Return each entry exactly, omitting nothing.

# Data supplied

========================================================================

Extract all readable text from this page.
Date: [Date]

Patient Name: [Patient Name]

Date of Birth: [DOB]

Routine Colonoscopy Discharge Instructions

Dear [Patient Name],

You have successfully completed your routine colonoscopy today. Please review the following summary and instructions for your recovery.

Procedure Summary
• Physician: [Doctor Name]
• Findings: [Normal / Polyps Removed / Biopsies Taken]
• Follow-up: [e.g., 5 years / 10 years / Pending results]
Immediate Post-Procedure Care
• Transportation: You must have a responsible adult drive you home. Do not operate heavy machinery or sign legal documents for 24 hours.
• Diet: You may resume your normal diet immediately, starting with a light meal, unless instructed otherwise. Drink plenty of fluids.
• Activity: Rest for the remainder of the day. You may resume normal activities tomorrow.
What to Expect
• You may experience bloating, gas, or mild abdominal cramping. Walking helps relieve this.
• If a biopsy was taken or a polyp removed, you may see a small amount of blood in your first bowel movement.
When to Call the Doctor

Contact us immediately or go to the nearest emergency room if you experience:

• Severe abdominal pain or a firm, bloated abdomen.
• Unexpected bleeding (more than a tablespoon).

========================================================================

# Answer to this task
Extract all readable text from this page.
Date: [Date]

Patient Name: [Patient Name]

Date of Birth: [DOB]

Routine Colonoscopy Discharge Instructions

Dear [Patient Name],

You have successfully completed your routine colonoscopy today. Please review the following summary and instructions for your recovery.

Procedure Summary
• Physician: [Doctor Name]
• Findings: [Normal / Polyps Removed / Biopsies Taken]
• Follow-up: [e.g., 5 years / 10 years / Pending results]
Immediate Post-Procedure Care
• Transportation: You must have a responsible adult drive you home. Do not operate heavy machinery or sign legal documents for 24 hours.
• Diet: You may resume your normal diet immediately, starting with a light meal, unless instructed otherwise. Drink plenty of fluids.
• Activity: Rest for the remainder of the day. You may resume normal activities tomorrow.
What to Expect
• You may experience bloating, gas, or mild abdominal cramping. Walking helps relieve this.
• If a biopsy was taken or a polyp removed, you may see a small amount of blood in your first bowel movement.
When to Call the Doctor

Contact us immediately or go to the nearest emergency room if you experience:

• Severe abdominal pain or a firm, bloated abdomen.
• Unexpected bleeding (more than a tablespoon).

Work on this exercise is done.